» **Problem details**: Extract the full set of records that follows, word for word.

» **Listed records**:
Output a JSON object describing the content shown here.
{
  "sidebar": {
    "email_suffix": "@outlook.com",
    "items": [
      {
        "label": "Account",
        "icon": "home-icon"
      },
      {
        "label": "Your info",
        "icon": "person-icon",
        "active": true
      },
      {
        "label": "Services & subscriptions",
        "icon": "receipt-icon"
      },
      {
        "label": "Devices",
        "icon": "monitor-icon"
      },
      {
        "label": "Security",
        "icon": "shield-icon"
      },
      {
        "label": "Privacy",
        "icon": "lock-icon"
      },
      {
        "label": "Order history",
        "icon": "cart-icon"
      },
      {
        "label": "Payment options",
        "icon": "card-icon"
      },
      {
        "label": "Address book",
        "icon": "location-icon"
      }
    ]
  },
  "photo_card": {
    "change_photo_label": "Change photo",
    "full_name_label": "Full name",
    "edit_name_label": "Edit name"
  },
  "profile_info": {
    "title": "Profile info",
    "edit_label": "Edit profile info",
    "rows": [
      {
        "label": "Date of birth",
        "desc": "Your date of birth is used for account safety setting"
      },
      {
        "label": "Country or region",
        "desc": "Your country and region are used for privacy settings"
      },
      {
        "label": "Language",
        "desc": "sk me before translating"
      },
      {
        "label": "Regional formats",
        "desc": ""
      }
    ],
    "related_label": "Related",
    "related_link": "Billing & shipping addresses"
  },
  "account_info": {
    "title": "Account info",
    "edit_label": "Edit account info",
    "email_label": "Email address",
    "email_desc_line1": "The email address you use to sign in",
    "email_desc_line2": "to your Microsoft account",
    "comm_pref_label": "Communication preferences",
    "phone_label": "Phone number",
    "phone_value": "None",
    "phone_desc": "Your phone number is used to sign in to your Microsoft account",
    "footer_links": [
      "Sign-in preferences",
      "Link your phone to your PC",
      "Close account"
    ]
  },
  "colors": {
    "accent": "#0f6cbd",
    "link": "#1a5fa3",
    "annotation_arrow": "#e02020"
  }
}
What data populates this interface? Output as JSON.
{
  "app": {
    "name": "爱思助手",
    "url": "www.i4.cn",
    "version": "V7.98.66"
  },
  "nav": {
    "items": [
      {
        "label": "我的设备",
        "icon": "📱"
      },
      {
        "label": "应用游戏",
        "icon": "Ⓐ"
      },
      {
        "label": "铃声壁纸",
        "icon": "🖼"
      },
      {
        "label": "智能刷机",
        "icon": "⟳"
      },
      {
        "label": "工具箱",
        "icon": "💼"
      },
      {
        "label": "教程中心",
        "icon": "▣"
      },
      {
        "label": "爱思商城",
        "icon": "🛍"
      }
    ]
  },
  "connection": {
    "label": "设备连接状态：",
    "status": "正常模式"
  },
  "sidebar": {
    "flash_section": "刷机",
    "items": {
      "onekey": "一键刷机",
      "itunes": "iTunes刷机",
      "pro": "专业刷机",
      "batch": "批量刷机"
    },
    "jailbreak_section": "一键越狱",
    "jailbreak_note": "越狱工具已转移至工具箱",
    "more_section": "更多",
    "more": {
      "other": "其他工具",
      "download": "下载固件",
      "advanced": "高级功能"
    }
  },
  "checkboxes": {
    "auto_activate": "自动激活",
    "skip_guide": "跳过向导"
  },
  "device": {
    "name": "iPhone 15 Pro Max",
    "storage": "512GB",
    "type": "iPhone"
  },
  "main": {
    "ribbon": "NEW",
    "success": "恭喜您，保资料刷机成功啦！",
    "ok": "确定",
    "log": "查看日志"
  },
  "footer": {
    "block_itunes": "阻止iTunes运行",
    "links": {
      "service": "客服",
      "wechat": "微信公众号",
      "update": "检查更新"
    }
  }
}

» **Response to this exercise**:
Output a JSON object describing the content shown here.
{
  "sidebar": {
    "email_suffix": "@outlook.com",
    "items": [
      {
        "label": "Account",
        "icon": "home-icon"
      },
      {
        "label": "Your info",
        "icon": "person-icon",
        "active": true
      },
      {
        "label": "Services & subscriptions",
        "icon": "receipt-icon"
      },
      {
        "label": "Devices",
        "icon": "monitor-icon"
      },
      {
        "label": "Security",
        "icon": "shield-icon"
      },
      {
        "label": "Privacy",
        "icon": "lock-icon"
      },
      {
        "label": "Order history",
        "icon": "cart-icon"
      },
      {
        "label": "Payment options",
        "icon": "card-icon"
      },
      {
        "label": "Address book",
        "icon": "location-icon"
      }
    ]
  },
  "photo_card": {
    "change_photo_label": "Change photo",
    "full_name_label": "Full name",
    "edit_name_label": "Edit name"
  },
  "profile_info": {
    "title": "Profile info",
    "edit_label": "Edit profile info",
    "rows": [
      {
        "label": "Date of birth",
        "desc": "Your date of birth is used for account safety setting"
      },
      {
        "label": "Country or region",
        "desc": "Your country and region are used for privacy settings"
      },
      {
        "label": "Language",
        "desc": "sk me before translating"
      },
      {
        "label": "Regional formats",
        "desc": ""
      }
    ],
    "related_label": "Related",
    "related_link": "Billing & shipping addresses"
  },
  "account_info": {
    "title": "Account info",
    "edit_label": "Edit account info",
    "email_label": "Email address",
    "email_desc_line1": "The email address you use to sign in",
    "email_desc_line2": "to your Microsoft account",
    "comm_pref_label": "Communication preferences",
    "phone_label": "Phone number",
    "phone_value": "None",
    "phone_desc": "Your phone number is used to sign in to your Microsoft account",
    "footer_links": [
      "Sign-in preferences",
      "Link your phone to your PC",
      "Close account"
    ]
  },
  "colors": {
    "accent": "#0f6cbd",
    "link": "#1a5fa3",
    "annotation_arrow": "#e02020"
  }
}
What data populates this interface? Output as JSON.
{
  "app": {
    "name": "爱思助手",
    "url": "www.i4.cn",
    "version": "V7.98.66"
  },
  "nav": {
    "items": [
      {
        "label": "我的设备",
        "icon": "📱"
      },
      {
        "label": "应用游戏",
        "icon": "Ⓐ"
      },
      {
        "label": "铃声壁纸",
        "icon": "🖼"
      },
      {
        "label": "智能刷机",
        "icon": "⟳"
      },
      {
        "label": "工具箱",
        "icon": "💼"
      },
      {
        "label": "教程中心",
        "icon": "▣"
      },
      {
        "label": "爱思商城",
        "icon": "🛍"
      }
    ]
  },
  "connection": {
    "label": "设备连接状态：",
    "status": "正常模式"
  },
  "sidebar": {
    "flash_section": "刷机",
    "items": {
      "onekey": "一键刷机",
      "itunes": "iTunes刷机",
      "pro": "专业刷机",
      "batch": "批量刷机"
    },
    "jailbreak_section": "一键越狱",
    "jailbreak_note": "越狱工具已转移至工具箱",
    "more_section": "更多",
    "more": {
      "other": "其他工具",
      "download": "下载固件",
      "advanced": "高级功能"
    }
  },
  "checkboxes": {
    "auto_activate": "自动激活",
    "skip_guide": "跳过向导"
  },
  "device": {
    "name": "iPhone 15 Pro Max",
    "storage": "512GB",
    "type": "iPhone"
  },
  "main": {
    "ribbon": "NEW",
    "success": "恭喜您，保资料刷机成功啦！",
    "ok": "确定",
    "log": "查看日志"
  },
  "footer": {
    "block_itunes": "阻止iTunes运行",
    "links": {
      "service": "客服",
      "wechat": "微信公众号",
      "update": "检查更新"
    }
  }
}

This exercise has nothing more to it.